---------- SUPPLIED ENTRIES

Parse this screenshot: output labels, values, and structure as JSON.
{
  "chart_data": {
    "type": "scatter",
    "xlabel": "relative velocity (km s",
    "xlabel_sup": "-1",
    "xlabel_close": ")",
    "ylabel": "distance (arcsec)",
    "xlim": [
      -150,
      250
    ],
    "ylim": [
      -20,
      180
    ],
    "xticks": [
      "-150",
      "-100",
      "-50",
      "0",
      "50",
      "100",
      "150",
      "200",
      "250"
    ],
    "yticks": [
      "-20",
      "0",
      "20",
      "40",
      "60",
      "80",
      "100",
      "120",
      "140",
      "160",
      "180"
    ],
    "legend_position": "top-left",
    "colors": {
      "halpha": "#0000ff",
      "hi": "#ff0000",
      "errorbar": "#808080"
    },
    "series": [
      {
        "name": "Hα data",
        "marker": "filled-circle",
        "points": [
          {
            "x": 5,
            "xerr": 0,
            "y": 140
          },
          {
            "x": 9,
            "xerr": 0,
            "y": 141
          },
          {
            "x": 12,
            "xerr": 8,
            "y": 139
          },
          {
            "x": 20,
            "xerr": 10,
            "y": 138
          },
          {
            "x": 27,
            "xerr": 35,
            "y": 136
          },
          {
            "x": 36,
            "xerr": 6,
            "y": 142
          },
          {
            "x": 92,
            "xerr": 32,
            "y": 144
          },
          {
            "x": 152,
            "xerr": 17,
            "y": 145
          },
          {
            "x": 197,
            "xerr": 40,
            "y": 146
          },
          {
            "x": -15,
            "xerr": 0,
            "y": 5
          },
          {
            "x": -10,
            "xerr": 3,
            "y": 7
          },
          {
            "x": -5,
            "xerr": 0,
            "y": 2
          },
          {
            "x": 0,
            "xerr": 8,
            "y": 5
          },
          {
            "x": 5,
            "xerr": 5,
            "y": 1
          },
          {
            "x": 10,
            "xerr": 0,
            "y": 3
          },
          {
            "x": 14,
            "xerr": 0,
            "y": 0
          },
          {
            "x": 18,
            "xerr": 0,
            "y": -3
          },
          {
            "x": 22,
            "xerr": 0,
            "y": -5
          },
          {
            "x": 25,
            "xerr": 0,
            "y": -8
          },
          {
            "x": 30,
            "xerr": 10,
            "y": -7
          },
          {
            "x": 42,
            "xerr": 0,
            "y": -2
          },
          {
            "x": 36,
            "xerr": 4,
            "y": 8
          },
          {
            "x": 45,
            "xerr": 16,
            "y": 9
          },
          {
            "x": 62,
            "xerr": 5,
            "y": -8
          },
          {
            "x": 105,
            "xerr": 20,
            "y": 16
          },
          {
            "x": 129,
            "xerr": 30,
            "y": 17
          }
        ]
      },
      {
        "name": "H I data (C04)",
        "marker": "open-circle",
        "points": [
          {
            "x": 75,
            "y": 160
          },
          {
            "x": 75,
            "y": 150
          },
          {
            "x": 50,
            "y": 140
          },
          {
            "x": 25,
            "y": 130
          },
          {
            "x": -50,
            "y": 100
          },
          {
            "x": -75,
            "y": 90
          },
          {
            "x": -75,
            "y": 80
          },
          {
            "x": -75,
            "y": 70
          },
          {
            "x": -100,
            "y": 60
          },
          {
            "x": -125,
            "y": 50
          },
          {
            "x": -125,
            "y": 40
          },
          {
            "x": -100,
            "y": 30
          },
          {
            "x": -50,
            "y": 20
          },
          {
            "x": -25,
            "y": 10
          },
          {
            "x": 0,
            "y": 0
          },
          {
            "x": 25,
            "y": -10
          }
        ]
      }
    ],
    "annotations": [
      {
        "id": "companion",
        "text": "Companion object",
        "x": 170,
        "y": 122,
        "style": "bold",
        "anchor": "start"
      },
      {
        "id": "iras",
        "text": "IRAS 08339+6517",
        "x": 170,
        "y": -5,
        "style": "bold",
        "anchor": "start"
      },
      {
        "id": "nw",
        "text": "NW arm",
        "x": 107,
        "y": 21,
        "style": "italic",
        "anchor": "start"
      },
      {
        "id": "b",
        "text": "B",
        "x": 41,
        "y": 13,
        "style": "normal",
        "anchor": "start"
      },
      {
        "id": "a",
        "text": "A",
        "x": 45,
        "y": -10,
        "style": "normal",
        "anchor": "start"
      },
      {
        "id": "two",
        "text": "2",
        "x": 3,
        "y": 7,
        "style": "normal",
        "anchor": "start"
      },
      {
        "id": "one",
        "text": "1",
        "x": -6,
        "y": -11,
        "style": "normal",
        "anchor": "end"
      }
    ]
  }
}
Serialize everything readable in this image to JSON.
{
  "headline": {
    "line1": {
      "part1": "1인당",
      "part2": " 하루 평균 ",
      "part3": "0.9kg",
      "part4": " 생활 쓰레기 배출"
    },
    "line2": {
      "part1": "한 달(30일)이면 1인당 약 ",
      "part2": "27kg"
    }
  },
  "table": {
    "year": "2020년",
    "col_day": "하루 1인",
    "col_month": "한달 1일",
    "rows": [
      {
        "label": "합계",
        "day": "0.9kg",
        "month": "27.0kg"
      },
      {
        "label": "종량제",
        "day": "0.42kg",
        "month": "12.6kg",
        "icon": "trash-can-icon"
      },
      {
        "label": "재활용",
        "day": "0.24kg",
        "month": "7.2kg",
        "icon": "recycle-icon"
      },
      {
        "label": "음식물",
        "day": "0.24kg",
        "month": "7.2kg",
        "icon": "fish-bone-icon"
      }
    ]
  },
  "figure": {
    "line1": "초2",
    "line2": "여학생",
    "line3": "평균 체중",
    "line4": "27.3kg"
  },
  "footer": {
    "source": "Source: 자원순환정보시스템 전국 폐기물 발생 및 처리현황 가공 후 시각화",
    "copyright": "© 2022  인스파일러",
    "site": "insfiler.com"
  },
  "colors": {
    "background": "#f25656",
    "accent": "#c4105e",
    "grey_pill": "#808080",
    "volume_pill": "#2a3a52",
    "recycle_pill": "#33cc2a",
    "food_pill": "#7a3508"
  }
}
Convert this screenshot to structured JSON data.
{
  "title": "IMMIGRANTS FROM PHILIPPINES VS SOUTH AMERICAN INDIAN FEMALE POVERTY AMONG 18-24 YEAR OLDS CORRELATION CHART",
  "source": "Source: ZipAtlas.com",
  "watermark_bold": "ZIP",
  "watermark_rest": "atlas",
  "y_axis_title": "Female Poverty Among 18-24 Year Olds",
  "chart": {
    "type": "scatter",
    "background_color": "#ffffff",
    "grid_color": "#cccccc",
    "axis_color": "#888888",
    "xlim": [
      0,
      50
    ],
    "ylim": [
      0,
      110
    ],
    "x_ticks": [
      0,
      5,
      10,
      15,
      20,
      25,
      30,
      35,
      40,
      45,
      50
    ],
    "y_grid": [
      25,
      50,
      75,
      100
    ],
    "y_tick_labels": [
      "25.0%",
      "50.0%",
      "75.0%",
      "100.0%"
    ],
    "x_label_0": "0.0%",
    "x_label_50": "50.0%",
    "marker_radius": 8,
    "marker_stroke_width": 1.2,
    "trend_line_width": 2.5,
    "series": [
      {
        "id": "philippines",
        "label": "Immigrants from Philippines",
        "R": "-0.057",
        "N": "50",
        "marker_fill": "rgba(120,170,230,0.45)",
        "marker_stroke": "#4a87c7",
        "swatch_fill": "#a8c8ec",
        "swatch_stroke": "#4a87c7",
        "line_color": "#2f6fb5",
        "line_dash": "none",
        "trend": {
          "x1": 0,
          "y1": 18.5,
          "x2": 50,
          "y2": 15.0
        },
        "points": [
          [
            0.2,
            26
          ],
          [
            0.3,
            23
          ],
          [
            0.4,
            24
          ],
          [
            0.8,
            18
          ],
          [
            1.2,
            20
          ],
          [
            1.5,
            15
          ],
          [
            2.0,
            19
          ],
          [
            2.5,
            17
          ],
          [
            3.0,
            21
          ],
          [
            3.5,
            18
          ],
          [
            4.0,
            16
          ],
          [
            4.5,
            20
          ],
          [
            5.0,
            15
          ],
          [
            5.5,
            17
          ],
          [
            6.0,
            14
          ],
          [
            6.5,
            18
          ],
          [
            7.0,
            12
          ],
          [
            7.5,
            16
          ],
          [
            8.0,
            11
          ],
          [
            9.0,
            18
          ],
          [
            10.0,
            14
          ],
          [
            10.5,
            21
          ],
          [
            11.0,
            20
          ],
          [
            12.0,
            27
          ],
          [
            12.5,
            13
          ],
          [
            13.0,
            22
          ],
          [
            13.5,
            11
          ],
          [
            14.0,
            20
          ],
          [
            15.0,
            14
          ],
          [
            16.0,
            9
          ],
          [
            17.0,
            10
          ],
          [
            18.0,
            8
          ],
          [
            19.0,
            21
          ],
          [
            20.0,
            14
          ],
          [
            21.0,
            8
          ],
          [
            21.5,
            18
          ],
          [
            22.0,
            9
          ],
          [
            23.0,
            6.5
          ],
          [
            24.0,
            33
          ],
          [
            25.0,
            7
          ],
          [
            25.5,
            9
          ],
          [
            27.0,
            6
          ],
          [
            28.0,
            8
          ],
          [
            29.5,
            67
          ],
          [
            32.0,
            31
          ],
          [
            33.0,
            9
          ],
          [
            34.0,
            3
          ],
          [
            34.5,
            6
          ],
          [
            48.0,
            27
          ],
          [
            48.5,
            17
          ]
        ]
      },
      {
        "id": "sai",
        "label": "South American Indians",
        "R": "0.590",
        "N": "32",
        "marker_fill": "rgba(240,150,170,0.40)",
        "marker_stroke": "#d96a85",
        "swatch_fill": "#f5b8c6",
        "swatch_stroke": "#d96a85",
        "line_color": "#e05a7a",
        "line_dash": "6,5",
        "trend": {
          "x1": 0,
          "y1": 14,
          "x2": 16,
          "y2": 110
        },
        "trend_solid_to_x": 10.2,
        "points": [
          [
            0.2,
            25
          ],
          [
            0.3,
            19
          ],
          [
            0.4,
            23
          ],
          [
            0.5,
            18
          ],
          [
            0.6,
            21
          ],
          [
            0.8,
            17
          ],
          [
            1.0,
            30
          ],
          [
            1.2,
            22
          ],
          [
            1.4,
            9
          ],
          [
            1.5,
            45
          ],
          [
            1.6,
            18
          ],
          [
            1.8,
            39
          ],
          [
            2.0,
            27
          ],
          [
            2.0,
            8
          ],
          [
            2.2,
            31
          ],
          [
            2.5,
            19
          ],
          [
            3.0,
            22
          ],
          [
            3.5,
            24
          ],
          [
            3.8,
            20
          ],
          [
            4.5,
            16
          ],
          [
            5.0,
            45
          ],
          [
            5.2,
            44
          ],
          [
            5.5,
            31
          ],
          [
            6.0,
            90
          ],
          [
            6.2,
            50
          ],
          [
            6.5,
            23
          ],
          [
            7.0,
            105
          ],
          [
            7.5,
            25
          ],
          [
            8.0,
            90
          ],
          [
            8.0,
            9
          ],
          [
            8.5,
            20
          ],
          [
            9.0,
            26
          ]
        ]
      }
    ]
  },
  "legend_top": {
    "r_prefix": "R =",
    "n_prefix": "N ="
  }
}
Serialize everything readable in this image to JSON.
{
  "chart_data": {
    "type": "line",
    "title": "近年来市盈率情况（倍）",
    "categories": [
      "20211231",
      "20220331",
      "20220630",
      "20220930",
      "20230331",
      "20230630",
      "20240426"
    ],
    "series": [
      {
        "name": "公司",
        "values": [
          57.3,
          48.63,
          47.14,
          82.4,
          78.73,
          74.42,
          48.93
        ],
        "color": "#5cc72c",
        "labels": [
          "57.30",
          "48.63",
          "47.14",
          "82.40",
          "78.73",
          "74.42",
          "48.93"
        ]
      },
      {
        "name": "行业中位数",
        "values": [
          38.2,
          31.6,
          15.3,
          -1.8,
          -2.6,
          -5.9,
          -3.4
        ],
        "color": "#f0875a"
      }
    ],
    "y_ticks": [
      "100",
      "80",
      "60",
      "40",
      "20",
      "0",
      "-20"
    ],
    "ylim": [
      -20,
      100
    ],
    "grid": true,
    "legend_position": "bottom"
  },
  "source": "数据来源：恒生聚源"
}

--------------------

**THE PROBLEM:**
Collect every line above that contains the word "this".

**EXERCISE SOLUTION:**
Parse this screenshot: output labels, values, and structure as JSON.
Serialize everything readable in this image to JSON.
Convert this screenshot to structured JSON data.
Serialize everything readable in this image to JSON.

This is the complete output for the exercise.